### What the exercise asks
Set down each entry exactly as given; pictures should not appear in the copy.

[Begin Exercise materials]

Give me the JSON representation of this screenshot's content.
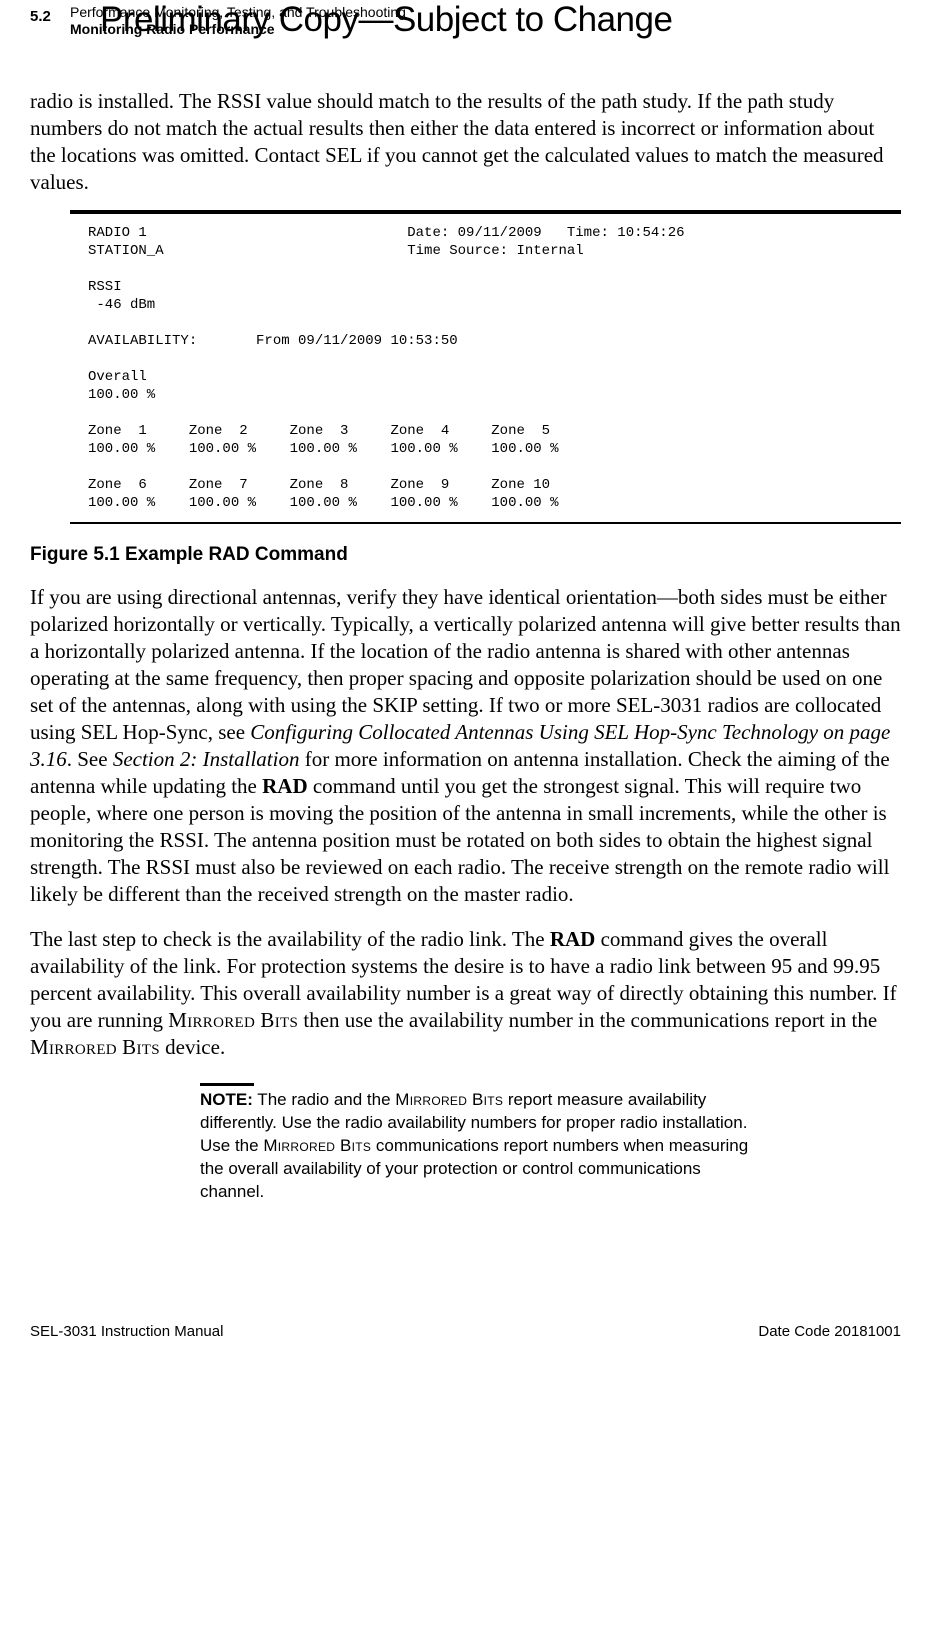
{
  "header": {
    "page_number": "5.2",
    "chapter_title": "Performance Monitoring, Testing, and Troubleshooting",
    "section_title": "Monitoring Radio Performance",
    "watermark": "Preliminary Copy—Subject to Change"
  },
  "paragraphs": {
    "intro": "radio is installed. The RSSI value should match to the results of the path study. If the path study numbers do not match the actual results then either the data entered is incorrect or information about the locations was omitted. Contact SEL if you cannot get the calculated values to match the measured values.",
    "p2_a": "If you are using directional antennas, verify they have identical orientation—both sides must be either polarized horizontally or vertically. Typically, a vertically polarized antenna will give better results than a horizontally polarized antenna. If the location of the radio antenna is shared with other antennas operating at the same frequency, then proper spacing and opposite polarization should be used on one set of the antennas, along with using the SKIP setting. If two or more SEL-3031 radios are collocated using SEL Hop-Sync, see ",
    "p2_i1": "Configuring Collocated Antennas Using SEL Hop-Sync Technology on page 3.16",
    "p2_b": ". See ",
    "p2_i2": "Section 2: Installation",
    "p2_c": " for more information on antenna installation. Check the aiming of the antenna while updating the ",
    "p2_bold": "RAD",
    "p2_d": " command until you get the strongest signal. This will require two people, where one person is moving the position of the antenna in small increments, while the other is monitoring the RSSI. The antenna position must be rotated on both sides to obtain the highest signal strength. The RSSI must also be reviewed on each radio. The receive strength on the remote radio will likely be different than the received strength on the master radio.",
    "p3_a": "The last step to check is the availability of the radio link. The ",
    "p3_bold": "RAD",
    "p3_b": " command gives the overall availability of the link. For protection systems the desire is to have a radio link between 95 and 99.95 percent availability. This overall availability number is a great way of directly obtaining this number. If you are running ",
    "p3_sc1": "Mirrored",
    "p3_sc2": "Bits",
    "p3_c": " then use the availability number in the communications report in the ",
    "p3_d": " device."
  },
  "terminal": {
    "line1": "RADIO 1                               Date: 09/11/2009   Time: 10:54:26",
    "line2": "STATION_A                             Time Source: Internal",
    "line3": "",
    "line4": "RSSI",
    "line5": " -46 dBm",
    "line6": "",
    "line7": "AVAILABILITY:       From 09/11/2009 10:53:50",
    "line8": "",
    "line9": "Overall",
    "line10": "100.00 %",
    "line11": "",
    "line12": "Zone  1     Zone  2     Zone  3     Zone  4     Zone  5",
    "line13": "100.00 %    100.00 %    100.00 %    100.00 %    100.00 %",
    "line14": "",
    "line15": "Zone  6     Zone  7     Zone  8     Zone  9     Zone 10",
    "line16": "100.00 %    100.00 %    100.00 %    100.00 %    100.00 %"
  },
  "figure_caption": "Figure 5.1   Example RAD Command",
  "note": {
    "label": "NOTE:",
    "text_a": " The radio and the ",
    "sc1": "Mirrored",
    "sc2": "Bits",
    "text_b": " report measure availability differently. Use the radio availability numbers for proper radio installation. Use the ",
    "text_c": " communications report numbers when measuring the overall availability of your protection or control communications channel."
  },
  "footer": {
    "left": "SEL-3031 Instruction Manual",
    "right": "Date Code 20181001"
  }
}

[End Exercise materials]

### Result of the exercise
Give me the JSON representation of this screenshot's content.
{
  "header": {
    "page_number": "5.2",
    "chapter_title": "Performance Monitoring, Testing, and Troubleshooting",
    "section_title": "Monitoring Radio Performance",
    "watermark": "Preliminary Copy—Subject to Change"
  },
  "paragraphs": {
    "intro": "radio is installed. The RSSI value should match to the results of the path study. If the path study numbers do not match the actual results then either the data entered is incorrect or information about the locations was omitted. Contact SEL if you cannot get the calculated values to match the measured values.",
    "p2_a": "If you are using directional antennas, verify they have identical orientation—both sides must be either polarized horizontally or vertically. Typically, a vertically polarized antenna will give better results than a horizontally polarized antenna. If the location of the radio antenna is shared with other antennas operating at the same frequency, then proper spacing and opposite polarization should be used on one set of the antennas, along with using the SKIP setting. If two or more SEL-3031 radios are collocated using SEL Hop-Sync, see ",
    "p2_i1": "Configuring Collocated Antennas Using SEL Hop-Sync Technology on page 3.16",
    "p2_b": ". See ",
    "p2_i2": "Section 2: Installation",
    "p2_c": " for more information on antenna installation. Check the aiming of the antenna while updating the ",
    "p2_bold": "RAD",
    "p2_d": " command until you get the strongest signal. This will require two people, where one person is moving the position of the antenna in small increments, while the other is monitoring the RSSI. The antenna position must be rotated on both sides to obtain the highest signal strength. The RSSI must also be reviewed on each radio. The receive strength on the remote radio will likely be different than the received strength on the master radio.",
    "p3_a": "The last step to check is the availability of the radio link. The ",
    "p3_bold": "RAD",
    "p3_b": " command gives the overall availability of the link. For protection systems the desire is to have a radio link between 95 and 99.95 percent availability. This overall availability number is a great way of directly obtaining this number. If you are running ",
    "p3_sc1": "Mirrored",
    "p3_sc2": "Bits",
    "p3_c": " then use the availability number in the communications report in the ",
    "p3_d": " device."
  },
  "terminal": {
    "line1": "RADIO 1                               Date: 09/11/2009   Time: 10:54:26",
    "line2": "STATION_A                             Time Source: Internal",
    "line3": "",
    "line4": "RSSI",
    "line5": " -46 dBm",
    "line6": "",
    "line7": "AVAILABILITY:       From 09/11/2009 10:53:50",
    "line8": "",
    "line9": "Overall",
    "line10": "100.00 %",
    "line11": "",
    "line12": "Zone  1     Zone  2     Zone  3     Zone  4     Zone  5",
    "line13": "100.00 %    100.00 %    100.00 %    100.00 %    100.00 %",
    "line14": "",
    "line15": "Zone  6     Zone  7     Zone  8     Zone  9     Zone 10",
    "line16": "100.00 %    100.00 %    100.00 %    100.00 %    100.00 %"
  },
  "figure_caption": "Figure 5.1   Example RAD Command",
  "note": {
    "label": "NOTE:",
    "text_a": " The radio and the ",
    "sc1": "Mirrored",
    "sc2": "Bits",
    "text_b": " report measure availability differently. Use the radio availability numbers for proper radio installation. Use the ",
    "text_c": " communications report numbers when measuring the overall availability of your protection or control communications channel."
  },
  "footer": {
    "left": "SEL-3031 Instruction Manual",
    "right": "Date Code 20181001"
  }
}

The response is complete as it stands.